Posted: 2020-05-24 08:04
Can someone shed light on the interview process at prop shops like Optiver, Flow Traders, All Options, etc?

From what I've researched, I see that the process contains:
1. Mental math test - something like 80 questions in 8 minutes
2. Another quant test based on sequences
3. Another quant test based on puzzles
4. Technical Interview
5. HR Interview

Can someone shed more light on parts 3,4,5 of the above?

Especially, what kind of puzzles are asked in 3, and what sort of questions are asked in the technical interview? Also, how do I prepare for this technical and HR interview?

For 3, I did some research and found some resources to prepare for the puzzle round of firms like GS, JPM for their quant roles. Is the level and type of questions same for Optiver/FT, etc?

TheNikster


Total Posts: 3
Joined: Jun 2020
 
Posted: 2020-06-14 16:52
The process for Optiver is a 3-part online test, then a phone interview, and finally a superday. Here's the breakdown of the online test:

Part 1: 80 mental math questions in 8 minutes. Questions get progressively harder. An "easy" question would be something like 12 * 9, 11 * 13, 49 * 51, etc. A "medium" question would be 4 * .16, 500 * .005, (2/3) / (2/9). A "hard" question would be 23 * 29, 1002 / 3.

Part 2: Patterns / probability. You will see a sequence of images / numbers and will be asked to fill in the most logical next number / image. You may also be asked some basic probability questions

Part 3: Open-ended game theory. You will be presented with two longer questions (I think this part was 15 minutes long), and will be asked to come up with an optimal strategy, and explain why it makes sense.

The phone technical interview consists of estimation, probability and expected value. In one situation, I had to approximate 95 / .35 in my head. They are looking for speed and accuracy. During the super-day, you will play games against traders and will be asked to explain your strategy / calculations.

########################################

*Brief*: From the post about prop shop interviews, reproduce the passage that starts with the words "Posted: 2020-05-24 08:04" and ends after "of the above?", substituting "Arithmetic speed test" for "Mental math test".

*Material*:
########################################

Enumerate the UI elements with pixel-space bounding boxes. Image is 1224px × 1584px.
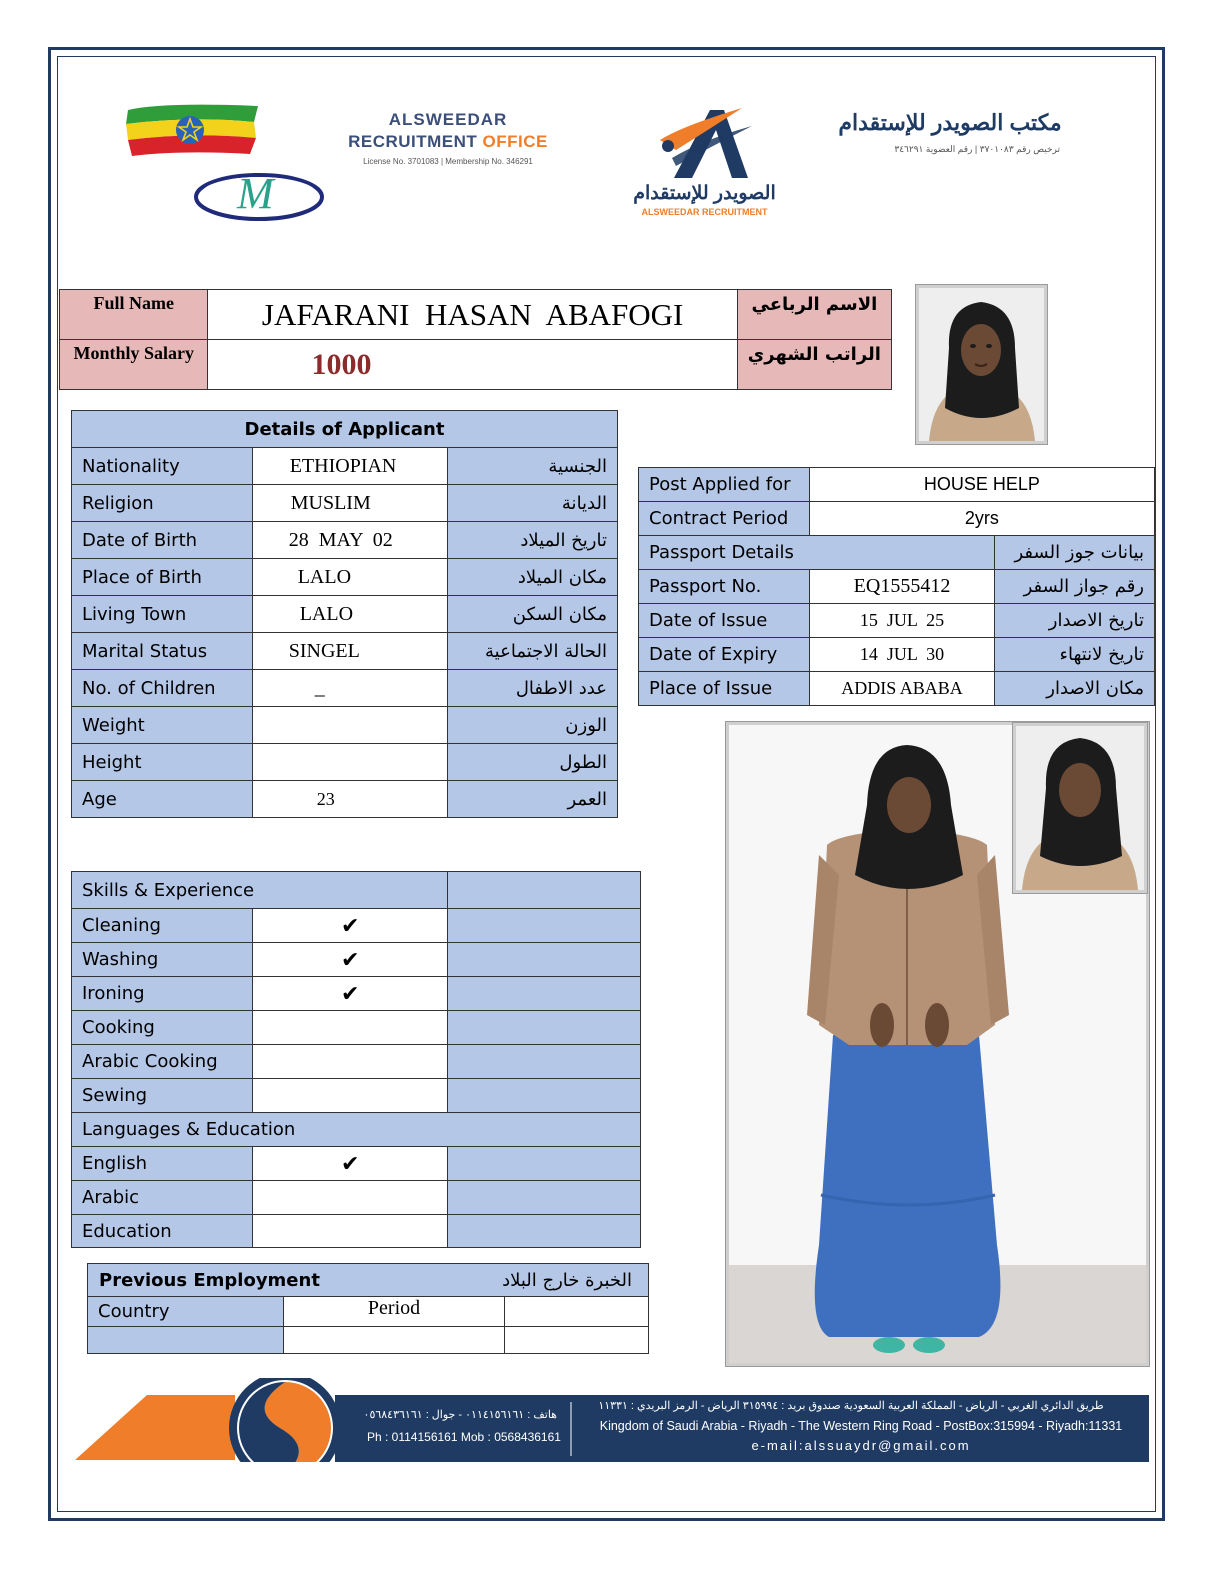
- languages-title: Languages & Education: [72, 1113, 641, 1147]
- language-check: [252, 1181, 448, 1215]
- language-blank: [448, 1215, 641, 1248]
- details-title: Details of Applicant: [72, 411, 618, 448]
- detail-value: 28 MAY 02: [252, 522, 448, 559]
- skill-label: Washing: [72, 943, 253, 977]
- office-name-line2a: RECRUITMENT: [348, 132, 478, 151]
- details-row: [72, 633, 618, 670]
- details-row: [72, 744, 618, 781]
- detail-arabic: مكان السكن: [448, 596, 618, 633]
- detail-label: No. of Children: [72, 670, 253, 707]
- applicant-portrait-photo: [916, 285, 1047, 444]
- office-name-arabic: مكتب الصويدر للإستقدام: [838, 110, 1062, 135]
- salary-label: Monthly Salary: [60, 340, 208, 390]
- detail-value: MUSLIM: [252, 485, 448, 522]
- footer-email: e-mail:alssuaydr@gmail.com: [751, 1438, 971, 1453]
- detail-label: Date of Birth: [72, 522, 253, 559]
- detail-value: ETHIOPIAN: [252, 448, 448, 485]
- post-value: HOUSE HELP: [809, 468, 1154, 502]
- skill-label: Arabic Cooking: [72, 1045, 253, 1079]
- skill-check: ✔: [252, 909, 448, 943]
- employment-empty-period: [283, 1327, 505, 1354]
- contract-label: Contract Period: [639, 502, 810, 536]
- license-arabic: ترخيص رقم ٣٧٠١٠٨٣ | رقم العضوية ٣٤٦٢٩١: [894, 144, 1060, 154]
- skills-title: Skills & Experience: [72, 872, 448, 909]
- language-label: English: [72, 1147, 253, 1181]
- skill-blank: [448, 1045, 641, 1079]
- details-row: [72, 670, 618, 707]
- language-label: Arabic: [72, 1181, 253, 1215]
- detail-label: Place of Birth: [72, 559, 253, 596]
- m-logo-letter: M: [237, 169, 274, 218]
- language-blank: [448, 1147, 641, 1181]
- skills-blank: [448, 872, 641, 909]
- skill-row: [72, 909, 641, 943]
- footer-phone-arabic: هاتف : ٠١١٤١٥٦١٦١ - جوال : ٠٥٦٨٤٣٦١٦١: [363, 1409, 557, 1421]
- alsweedar-a-logo: [612, 100, 797, 220]
- skill-check: ✔: [252, 943, 448, 977]
- post-label: Post Applied for: [639, 468, 810, 502]
- passport-arabic: تاريخ الاصدار: [995, 604, 1155, 638]
- detail-value: SINGEL: [252, 633, 448, 670]
- details-row: [72, 781, 618, 818]
- applicant-inset-portrait: [1013, 723, 1147, 893]
- footer-phone-english: Ph : 0114156161 Mob : 0568436161: [367, 1430, 561, 1444]
- detail-label: Marital Status: [72, 633, 253, 670]
- skill-row: [72, 1011, 641, 1045]
- full-name-value: JAFARANI HASAN ABAFOGI: [208, 290, 737, 340]
- salary-arabic: الراتب الشهري: [737, 340, 891, 390]
- language-blank: [448, 1181, 641, 1215]
- detail-label: Religion: [72, 485, 253, 522]
- passport-arabic: رقم جواز السفر: [995, 570, 1155, 604]
- footer-banner: [75, 1378, 1149, 1462]
- detail-arabic: الطول: [448, 744, 618, 781]
- language-row: [72, 1215, 641, 1248]
- passport-value: ADDIS ABABA: [809, 672, 994, 706]
- detail-label: Age: [72, 781, 253, 818]
- passport-details-arabic: بيانات جوز السفر: [995, 536, 1155, 570]
- details-row: [72, 522, 618, 559]
- language-label: Education: [72, 1215, 253, 1248]
- detail-label: Living Town: [72, 596, 253, 633]
- skill-blank: [448, 943, 641, 977]
- passport-row: [639, 604, 1155, 638]
- details-row: [72, 707, 618, 744]
- detail-value: _: [252, 670, 448, 707]
- skill-row: [72, 1079, 641, 1113]
- language-row: [72, 1181, 641, 1215]
- language-check: [252, 1215, 448, 1248]
- details-row: [72, 448, 618, 485]
- footer-address-english: Kingdom of Saudi Arabia - Riyadh - The Western Ring Road - PostBox:315994 - Riyadh:11331: [599, 1419, 1123, 1433]
- detail-label: Height: [72, 744, 253, 781]
- employment-table: [87, 1263, 649, 1354]
- skill-row: [72, 977, 641, 1011]
- passport-label: Passport No.: [639, 570, 810, 604]
- detail-arabic: الحالة الاجتماعية: [448, 633, 618, 670]
- logo-english-name: ALSWEEDAR RECRUITMENT: [641, 207, 768, 217]
- detail-arabic: العمر: [448, 781, 618, 818]
- language-check: ✔: [252, 1147, 448, 1181]
- office-arabic-logo: [820, 110, 1080, 155]
- employment-empty-extra: [505, 1327, 649, 1354]
- skill-label: Ironing: [72, 977, 253, 1011]
- ethiopia-flag-logo: [122, 100, 262, 160]
- name-salary-table: [59, 289, 892, 390]
- detail-value: [252, 744, 448, 781]
- skill-check: [252, 1079, 448, 1113]
- skill-check: ✔: [252, 977, 448, 1011]
- office-name-line1: ALSWEEDAR: [388, 110, 508, 129]
- skill-blank: [448, 977, 641, 1011]
- details-row: [72, 596, 618, 633]
- detail-arabic: الديانة: [448, 485, 618, 522]
- passport-row: [639, 638, 1155, 672]
- detail-arabic: تاريخ الميلاد: [448, 522, 618, 559]
- passport-label: Date of Expiry: [639, 638, 810, 672]
- skill-row: [72, 943, 641, 977]
- passport-label: Date of Issue: [639, 604, 810, 638]
- detail-value: 23: [252, 781, 448, 818]
- passport-value: EQ1555412: [809, 570, 994, 604]
- license-line: License No. 3701083 | Membership No. 346291: [363, 157, 533, 166]
- skills-table: [71, 871, 641, 1248]
- period-label: Period: [283, 1297, 505, 1327]
- passport-row: [639, 672, 1155, 706]
- detail-arabic: عدد الاطفال: [448, 670, 618, 707]
- skill-blank: [448, 1011, 641, 1045]
- logo-arabic-name: الصويدر للإستقدام: [633, 183, 776, 204]
- passport-arabic: تاريخ لانتهاء: [995, 638, 1155, 672]
- employment-empty-country: [88, 1327, 284, 1354]
- detail-value: [252, 707, 448, 744]
- passport-row: [639, 570, 1155, 604]
- footer-address-arabic: طريق الدائري الغربي - الرياض - المملكة العربية السعودية صندوق بريد : ٣١٥٩٩٤ الرياض - الرمز البريدي : ١١٣٣١: [598, 1400, 1104, 1412]
- skill-check: [252, 1045, 448, 1079]
- skill-row: [72, 1045, 641, 1079]
- skill-blank: [448, 909, 641, 943]
- passport-details-header: Passport Details: [639, 536, 995, 570]
- full-name-arabic: الاسم الرباعي: [737, 290, 891, 340]
- detail-label: Nationality: [72, 448, 253, 485]
- employment-title-arabic: الخبرة خارج البلاد: [502, 1270, 632, 1291]
- country-label: Country: [88, 1297, 284, 1327]
- passport-value: 15 JUL 25: [809, 604, 994, 638]
- detail-arabic: مكان الميلاد: [448, 559, 618, 596]
- skill-label: Cooking: [72, 1011, 253, 1045]
- detail-value: LALO: [252, 596, 448, 633]
- full-name-label: Full Name: [60, 290, 208, 340]
- passport-label: Place of Issue: [639, 672, 810, 706]
- details-row: [72, 559, 618, 596]
- details-table: [71, 410, 618, 818]
- skill-label: Cleaning: [72, 909, 253, 943]
- m-logo: [193, 170, 325, 224]
- employment-title: Previous Employment: [99, 1269, 320, 1291]
- detail-value: LALO: [252, 559, 448, 596]
- detail-label: Weight: [72, 707, 253, 744]
- skill-blank: [448, 1079, 641, 1113]
- contract-value: 2yrs: [809, 502, 1154, 536]
- details-row: [72, 485, 618, 522]
- office-name-line2b: OFFICE: [482, 132, 548, 151]
- post-passport-table: [638, 467, 1155, 706]
- passport-arabic: مكان الاصدار: [995, 672, 1155, 706]
- skill-check: [252, 1011, 448, 1045]
- skill-label: Sewing: [72, 1079, 253, 1113]
- passport-value: 14 JUL 30: [809, 638, 994, 672]
- detail-arabic: الجنسية: [448, 448, 618, 485]
- language-row: [72, 1147, 641, 1181]
- alsweedar-en-logo: [333, 110, 563, 166]
- employment-blank: [505, 1297, 649, 1327]
- detail-arabic: الوزن: [448, 707, 618, 744]
- salary-value: 1000: [208, 340, 737, 390]
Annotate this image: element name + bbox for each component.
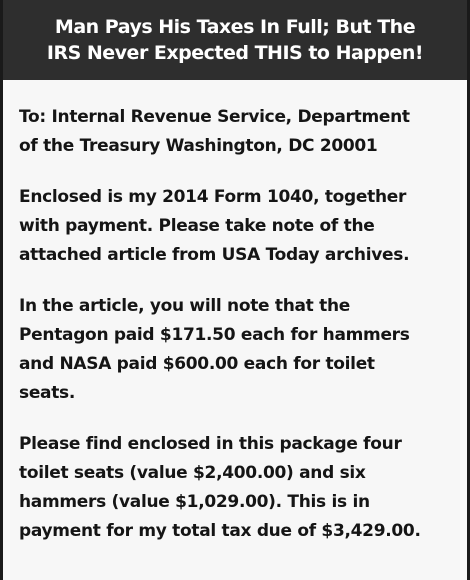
letter-line: payment for my total tax due of $3,429.00. [19, 521, 421, 541]
letter-line: toilet seats (value $2,400.00) and six [19, 463, 366, 483]
letter-line: Please find enclosed in this package four [19, 434, 402, 454]
letter-line: To: Internal Revenue Service, Department [19, 107, 410, 127]
headline-banner [3, 0, 467, 80]
letter-line: of the Treasury Washington, DC 20001 [19, 136, 378, 156]
letter-line: hammers (value $1,029.00). This is in [19, 492, 370, 512]
headline-line-1: Man Pays His Taxes In Full; But The [54, 16, 416, 38]
headline-line-2: IRS Never Expected THIS to Happen! [46, 42, 424, 64]
letter-line: attached article from USA Today archives. [19, 245, 410, 265]
letter-payment-paragraph [19, 430, 459, 546]
letter-line: and NASA paid $600.00 each for toilet [19, 354, 375, 374]
letter-line: with payment. Please take note of the [19, 216, 375, 236]
letter-body [19, 103, 459, 568]
letter-line: In the article, you will note that the [19, 296, 350, 316]
letter-line: seats. [19, 383, 76, 403]
letter-line: Enclosed is my 2014 Form 1040, together [19, 187, 407, 207]
letter-address-paragraph [19, 103, 459, 161]
letter-line: Pentagon paid $171.50 each for hammers [19, 325, 410, 345]
letter-enclosure-paragraph [19, 183, 459, 270]
letter-article-paragraph [19, 292, 459, 408]
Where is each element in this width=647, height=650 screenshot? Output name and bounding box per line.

########################################

*Completed task*:
Posted: 2020-05-24 08:04
Can someone shed light on the interview process at prop shops like Optiver, Flow Traders, All Options, etc?

From what I've researched, I see that the process contains:
1. Arithmetic speed test - something like 80 questions in 8 minutes
2. Another quant test based on sequences
3. Another quant test based on puzzles
4. Technical Interview
5. HR Interview

Can someone shed more light on parts 3,4,5 of the above?